▸ Alıntı:

++++

Güzel evin hikâyesi

***

Bu neticeye bundan 25-30 yıl önce varsaydık ev kelimesinin öz Türkçe olmayışı beni evsiz kalmışım gibi üzebilirdi. Çünkü o zaman ben de mektepten ve çevreden aldığım terbiye îcâbı, aşırı milliyetçiydim. Daha doğrusu milliyetçiliği yalnız biz bize olmakta, içe kapanmakta sanıyordum. Ziya Gökalp’in;

Aruz sizin olsun, Hece bizimdir

deyişindeki dar görüş içindeydim. İlk verdiğim edebiyat derslerinde talebeme edebiyat yerine “sav erdem” dediğim olmuştu. Bir dilin bütün kelimeleriyle “özdil” olamayacağını biliyor, ama yine de içimin isteğine kapılıyordum. Bunda bir parça da İmparatorluğumuzun yıkılışı bize kendi öz milletimize ve öz vatanımıza dönüş diye tanıtan ve yalnız Anadolu topraklarına sığınmamızı bir zafer gibi gösteren zihniyetin tesîri vardı. Bu özdil gibi acayip bir “öz vatan” anlayışıydı. İyi ama Edirne öz vatandı da Selânik ve Üsküp neden değildi?

üsküpÜsküp ki Yıldırım Beyazıd Han diyarıdır

Evlâd-ı fâtihâne onun yadigârıdır

diyen şâir yanlış mı söylüyordu? Üsküp şehrini hiç yoktan vâr edenler biz Türkler, bizim atalarımız değil miydi?

++++

▸ Verilen Veriler:
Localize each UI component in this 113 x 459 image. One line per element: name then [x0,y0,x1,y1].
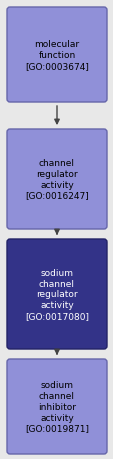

++++

▸ Görev: "Güzel evin hikâyesi" başlıklı yazıyı kaldığı yerden sürdürün.

▸ Yanıt:
Kars, Ardahan öz vatandı da Kerkük neden değildi? Bugün hâlâ yüzde doksanı Türk olan 300.000 nüfuslu bu şehir, Lozan onu hudutlarımızın dışında bıraktı diye artık vatan sayılmayacak mıydı?

Ve yıllar ilerledikçe anladım ki bu işlerde yalnız ilmin dediği doğrudur. Kaldı ki ilim benim dilim ve milliyetim adına hem gerçek hem de daha göğüs kabartıcı iftiharlar söylüyordu.

***

Bizim dil konusunda yapacağımız iş, kelime fethinden, hatta kelime ithâlinden korkmamaktır. Şu şartla ki onlara İngilizlerin, Fransızların bilhassa büyük Türk halkının yaptığı gibi derhâl millî damgamızı vurabilelim! Onları Türkçenin sesiyle ve kendi estetiğimizle millîleştirelim. Çünkü Ortak Medeniyet’ler içinde milletlerin en büyük zaferi işte bunu yapmak, bunu yapabilmektir.

Bizim dilimizi yıkıp mahvetmekle meşgul kişiler, bunu idrak edebilselerdi veyâ İkinci Dünya Harbi yıllarının aşağılık dil politikası Türkçeyi mahvetmeğe yönelmeseydi, şimdiye kadar hem Türk dili hem de Türk medeniyeti ne kadar yükselmiş olacaktı.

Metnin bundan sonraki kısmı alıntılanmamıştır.